• TASK GOAL: Repeat the listing in full. Nothing may be added or left out.

• MATERIAL SHOWN:
:::::

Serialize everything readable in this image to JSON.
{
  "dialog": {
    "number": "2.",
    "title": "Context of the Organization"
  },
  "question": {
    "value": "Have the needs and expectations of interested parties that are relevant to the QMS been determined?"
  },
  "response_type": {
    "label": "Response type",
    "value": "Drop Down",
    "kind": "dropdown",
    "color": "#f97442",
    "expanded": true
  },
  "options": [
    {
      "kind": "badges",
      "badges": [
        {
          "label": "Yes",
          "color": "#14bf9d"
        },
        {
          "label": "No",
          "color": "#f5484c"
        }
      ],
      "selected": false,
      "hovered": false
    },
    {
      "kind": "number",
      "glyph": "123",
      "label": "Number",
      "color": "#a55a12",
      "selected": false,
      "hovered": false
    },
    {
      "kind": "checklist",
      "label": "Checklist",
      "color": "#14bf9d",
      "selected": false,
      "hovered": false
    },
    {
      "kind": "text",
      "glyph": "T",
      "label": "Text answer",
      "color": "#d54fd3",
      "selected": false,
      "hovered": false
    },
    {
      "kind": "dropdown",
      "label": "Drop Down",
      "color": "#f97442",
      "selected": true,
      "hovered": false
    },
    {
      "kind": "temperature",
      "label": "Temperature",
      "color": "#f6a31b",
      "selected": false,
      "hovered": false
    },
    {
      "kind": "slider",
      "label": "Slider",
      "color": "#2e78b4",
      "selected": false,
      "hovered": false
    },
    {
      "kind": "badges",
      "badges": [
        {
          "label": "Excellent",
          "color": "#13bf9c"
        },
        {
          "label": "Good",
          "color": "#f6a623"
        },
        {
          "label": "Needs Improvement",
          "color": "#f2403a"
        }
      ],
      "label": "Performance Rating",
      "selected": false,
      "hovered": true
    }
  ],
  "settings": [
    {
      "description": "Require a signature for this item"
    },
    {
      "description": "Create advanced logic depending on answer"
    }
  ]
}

:::::

• ANSWER FOR THIS EXERCISE:
Serialize everything readable in this image to JSON.
{
  "dialog": {
    "number": "2.",
    "title": "Context of the Organization"
  },
  "question": {
    "value": "Have the needs and expectations of interested parties that are relevant to the QMS been determined?"
  },
  "response_type": {
    "label": "Response type",
    "value": "Drop Down",
    "kind": "dropdown",
    "color": "#f97442",
    "expanded": true
  },
  "options": [
    {
      "kind": "badges",
      "badges": [
        {
          "label": "Yes",
          "color": "#14bf9d"
        },
        {
          "label": "No",
          "color": "#f5484c"
        }
      ],
      "selected": false,
      "hovered": false
    },
    {
      "kind": "number",
      "glyph": "123",
      "label": "Number",
      "color": "#a55a12",
      "selected": false,
      "hovered": false
    },
    {
      "kind": "checklist",
      "label": "Checklist",
      "color": "#14bf9d",
      "selected": false,
      "hovered": false
    },
    {
      "kind": "text",
      "glyph": "T",
      "label": "Text answer",
      "color": "#d54fd3",
      "selected": false,
      "hovered": false
    },
    {
      "kind": "dropdown",
      "label": "Drop Down",
      "color": "#f97442",
      "selected": true,
      "hovered": false
    },
    {
      "kind": "temperature",
      "label": "Temperature",
      "color": "#f6a31b",
      "selected": false,
      "hovered": false
    },
    {
      "kind": "slider",
      "label": "Slider",
      "color": "#2e78b4",
      "selected": false,
      "hovered": false
    },
    {
      "kind": "badges",
      "badges": [
        {
          "label": "Excellent",
          "color": "#13bf9c"
        },
        {
          "label": "Good",
          "color": "#f6a623"
        },
        {
          "label": "Needs Improvement",
          "color": "#f2403a"
        }
      ],
      "label": "Performance Rating",
      "selected": false,
      "hovered": true
    }
  ],
  "settings": [
    {
      "description": "Require a signature for this item"
    },
    {
      "description": "Create advanced logic depending on answer"
    }
  ]
}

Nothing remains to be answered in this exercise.